Return the listing below unchanged, minus its pictures.
───── RECORDS FOR THE EXERCISE
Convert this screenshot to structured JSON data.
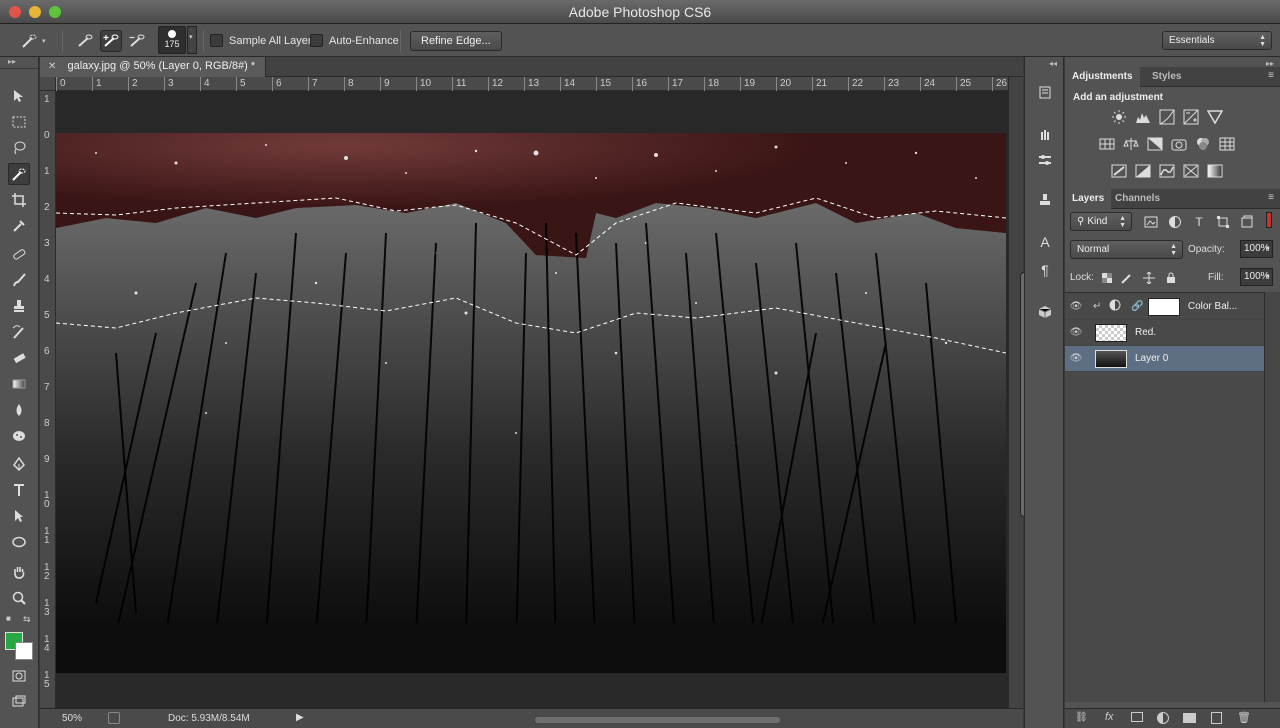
{
  "app": {
    "title": "Adobe Photoshop CS6"
  },
  "options": {
    "brush_size": "175",
    "sample_all_layers": "Sample All Layers",
    "auto_enhance": "Auto-Enhance",
    "refine_edge": "Refine Edge...",
    "workspace": "Essentials"
  },
  "document": {
    "tab_title": "galaxy.jpg @ 50% (Layer 0, RGB/8#) *",
    "ruler_h": [
      "0",
      "1",
      "2",
      "3",
      "4",
      "5",
      "6",
      "7",
      "8",
      "9",
      "10",
      "11",
      "12",
      "13",
      "14",
      "15",
      "16",
      "17",
      "18",
      "19",
      "20",
      "21",
      "22",
      "23",
      "24",
      "25",
      "26"
    ],
    "ruler_v": [
      "1",
      "0",
      "1",
      "2",
      "3",
      "4",
      "5",
      "6",
      "7",
      "8",
      "9",
      "1\n0",
      "1\n1",
      "1\n2",
      "1\n3",
      "1\n4",
      "1\n5"
    ]
  },
  "status": {
    "zoom": "50%",
    "doc": "Doc: 5.93M/8.54M"
  },
  "adjustments": {
    "tab": "Adjustments",
    "styles_tab": "Styles",
    "title": "Add an adjustment"
  },
  "layers": {
    "tab": "Layers",
    "channels_tab": "Channels",
    "kind": "Kind",
    "blend_mode": "Normal",
    "opacity_label": "Opacity:",
    "opacity": "100%",
    "lock_label": "Lock:",
    "fill_label": "Fill:",
    "fill": "100%",
    "items": [
      {
        "name": "Color Bal..."
      },
      {
        "name": "Red."
      },
      {
        "name": "Layer 0"
      }
    ]
  },
  "colors": {
    "foreground": "#27a845",
    "background": "#ffffff",
    "selected_layer": "#5f6f83"
  }
}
──────────
**IN RESPONSE:**
Convert this screenshot to structured JSON data.
{
  "app": {
    "title": "Adobe Photoshop CS6"
  },
  "options": {
    "brush_size": "175",
    "sample_all_layers": "Sample All Layers",
    "auto_enhance": "Auto-Enhance",
    "refine_edge": "Refine Edge...",
    "workspace": "Essentials"
  },
  "document": {
    "tab_title": "galaxy.jpg @ 50% (Layer 0, RGB/8#) *",
    "ruler_h": [
      "0",
      "1",
      "2",
      "3",
      "4",
      "5",
      "6",
      "7",
      "8",
      "9",
      "10",
      "11",
      "12",
      "13",
      "14",
      "15",
      "16",
      "17",
      "18",
      "19",
      "20",
      "21",
      "22",
      "23",
      "24",
      "25",
      "26"
    ],
    "ruler_v": [
      "1",
      "0",
      "1",
      "2",
      "3",
      "4",
      "5",
      "6",
      "7",
      "8",
      "9",
      "1\n0",
      "1\n1",
      "1\n2",
      "1\n3",
      "1\n4",
      "1\n5"
    ]
  },
  "status": {
    "zoom": "50%",
    "doc": "Doc: 5.93M/8.54M"
  },
  "adjustments": {
    "tab": "Adjustments",
    "styles_tab": "Styles",
    "title": "Add an adjustment"
  },
  "layers": {
    "tab": "Layers",
    "channels_tab": "Channels",
    "kind": "Kind",
    "blend_mode": "Normal",
    "opacity_label": "Opacity:",
    "opacity": "100%",
    "lock_label": "Lock:",
    "fill_label": "Fill:",
    "fill": "100%",
    "items": [
      {
        "name": "Color Bal..."
      },
      {
        "name": "Red."
      },
      {
        "name": "Layer 0"
      }
    ]
  },
  "colors": {
    "foreground": "#27a845",
    "background": "#ffffff",
    "selected_layer": "#5f6f83"
  }
}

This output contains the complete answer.